PROBLEM: Print the listing that follows, character for character.
** start DATA RECORDS **
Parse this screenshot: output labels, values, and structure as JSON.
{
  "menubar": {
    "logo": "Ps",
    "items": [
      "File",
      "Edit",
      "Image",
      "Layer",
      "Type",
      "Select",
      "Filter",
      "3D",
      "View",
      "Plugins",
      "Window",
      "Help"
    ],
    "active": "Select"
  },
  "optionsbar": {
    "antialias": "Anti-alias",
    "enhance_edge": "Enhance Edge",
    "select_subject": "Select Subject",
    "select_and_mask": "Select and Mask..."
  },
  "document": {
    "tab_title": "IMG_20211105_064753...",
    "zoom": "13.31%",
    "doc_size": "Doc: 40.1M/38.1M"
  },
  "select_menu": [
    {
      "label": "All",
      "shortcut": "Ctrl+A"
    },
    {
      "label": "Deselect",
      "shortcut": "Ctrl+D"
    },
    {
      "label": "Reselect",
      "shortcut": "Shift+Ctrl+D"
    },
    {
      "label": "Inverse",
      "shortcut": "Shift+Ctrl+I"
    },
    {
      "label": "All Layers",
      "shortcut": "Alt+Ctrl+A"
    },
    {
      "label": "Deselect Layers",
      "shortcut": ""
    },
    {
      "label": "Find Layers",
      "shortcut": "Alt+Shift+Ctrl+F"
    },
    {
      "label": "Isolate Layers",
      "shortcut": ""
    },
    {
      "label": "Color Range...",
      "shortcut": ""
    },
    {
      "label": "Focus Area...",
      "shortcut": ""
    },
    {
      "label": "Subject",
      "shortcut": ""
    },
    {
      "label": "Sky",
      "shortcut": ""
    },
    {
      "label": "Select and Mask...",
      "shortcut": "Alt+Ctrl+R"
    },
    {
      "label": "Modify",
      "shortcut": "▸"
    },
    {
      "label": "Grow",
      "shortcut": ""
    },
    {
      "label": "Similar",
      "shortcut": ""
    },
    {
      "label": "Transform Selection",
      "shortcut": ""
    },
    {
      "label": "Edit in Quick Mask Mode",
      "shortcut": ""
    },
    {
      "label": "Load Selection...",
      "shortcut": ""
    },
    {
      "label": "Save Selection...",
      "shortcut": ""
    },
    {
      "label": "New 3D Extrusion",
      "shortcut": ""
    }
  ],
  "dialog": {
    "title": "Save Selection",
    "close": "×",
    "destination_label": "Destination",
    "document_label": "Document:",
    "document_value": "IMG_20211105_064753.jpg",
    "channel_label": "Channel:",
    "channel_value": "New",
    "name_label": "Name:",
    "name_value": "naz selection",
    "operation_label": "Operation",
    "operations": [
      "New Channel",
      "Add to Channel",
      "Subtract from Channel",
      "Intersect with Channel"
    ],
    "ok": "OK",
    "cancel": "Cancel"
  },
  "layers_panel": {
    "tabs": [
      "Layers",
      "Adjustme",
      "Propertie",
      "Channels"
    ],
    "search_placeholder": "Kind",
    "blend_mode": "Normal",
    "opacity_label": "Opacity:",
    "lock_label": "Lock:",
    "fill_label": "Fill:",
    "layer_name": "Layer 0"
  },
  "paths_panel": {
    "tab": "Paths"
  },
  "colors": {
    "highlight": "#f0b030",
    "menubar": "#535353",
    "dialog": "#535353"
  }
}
** end DATA RECORDS **
WORKED SOLUTION:
Parse this screenshot: output labels, values, and structure as JSON.
{
  "menubar": {
    "logo": "Ps",
    "items": [
      "File",
      "Edit",
      "Image",
      "Layer",
      "Type",
      "Select",
      "Filter",
      "3D",
      "View",
      "Plugins",
      "Window",
      "Help"
    ],
    "active": "Select"
  },
  "optionsbar": {
    "antialias": "Anti-alias",
    "enhance_edge": "Enhance Edge",
    "select_subject": "Select Subject",
    "select_and_mask": "Select and Mask..."
  },
  "document": {
    "tab_title": "IMG_20211105_064753...",
    "zoom": "13.31%",
    "doc_size": "Doc: 40.1M/38.1M"
  },
  "select_menu": [
    {
      "label": "All",
      "shortcut": "Ctrl+A"
    },
    {
      "label": "Deselect",
      "shortcut": "Ctrl+D"
    },
    {
      "label": "Reselect",
      "shortcut": "Shift+Ctrl+D"
    },
    {
      "label": "Inverse",
      "shortcut": "Shift+Ctrl+I"
    },
    {
      "label": "All Layers",
      "shortcut": "Alt+Ctrl+A"
    },
    {
      "label": "Deselect Layers",
      "shortcut": ""
    },
    {
      "label": "Find Layers",
      "shortcut": "Alt+Shift+Ctrl+F"
    },
    {
      "label": "Isolate Layers",
      "shortcut": ""
    },
    {
      "label": "Color Range...",
      "shortcut": ""
    },
    {
      "label": "Focus Area...",
      "shortcut": ""
    },
    {
      "label": "Subject",
      "shortcut": ""
    },
    {
      "label": "Sky",
      "shortcut": ""
    },
    {
      "label": "Select and Mask...",
      "shortcut": "Alt+Ctrl+R"
    },
    {
      "label": "Modify",
      "shortcut": "▸"
    },
    {
      "label": "Grow",
      "shortcut": ""
    },
    {
      "label": "Similar",
      "shortcut": ""
    },
    {
      "label": "Transform Selection",
      "shortcut": ""
    },
    {
      "label": "Edit in Quick Mask Mode",
      "shortcut": ""
    },
    {
      "label": "Load Selection...",
      "shortcut": ""
    },
    {
      "label": "Save Selection...",
      "shortcut": ""
    },
    {
      "label": "New 3D Extrusion",
      "shortcut": ""
    }
  ],
  "dialog": {
    "title": "Save Selection",
    "close": "×",
    "destination_label": "Destination",
    "document_label": "Document:",
    "document_value": "IMG_20211105_064753.jpg",
    "channel_label": "Channel:",
    "channel_value": "New",
    "name_label": "Name:",
    "name_value": "naz selection",
    "operation_label": "Operation",
    "operations": [
      "New Channel",
      "Add to Channel",
      "Subtract from Channel",
      "Intersect with Channel"
    ],
    "ok": "OK",
    "cancel": "Cancel"
  },
  "layers_panel": {
    "tabs": [
      "Layers",
      "Adjustme",
      "Propertie",
      "Channels"
    ],
    "search_placeholder": "Kind",
    "blend_mode": "Normal",
    "opacity_label": "Opacity:",
    "lock_label": "Lock:",
    "fill_label": "Fill:",
    "layer_name": "Layer 0"
  },
  "paths_panel": {
    "tab": "Paths"
  },
  "colors": {
    "highlight": "#f0b030",
    "menubar": "#535353",
    "dialog": "#535353"
  }
}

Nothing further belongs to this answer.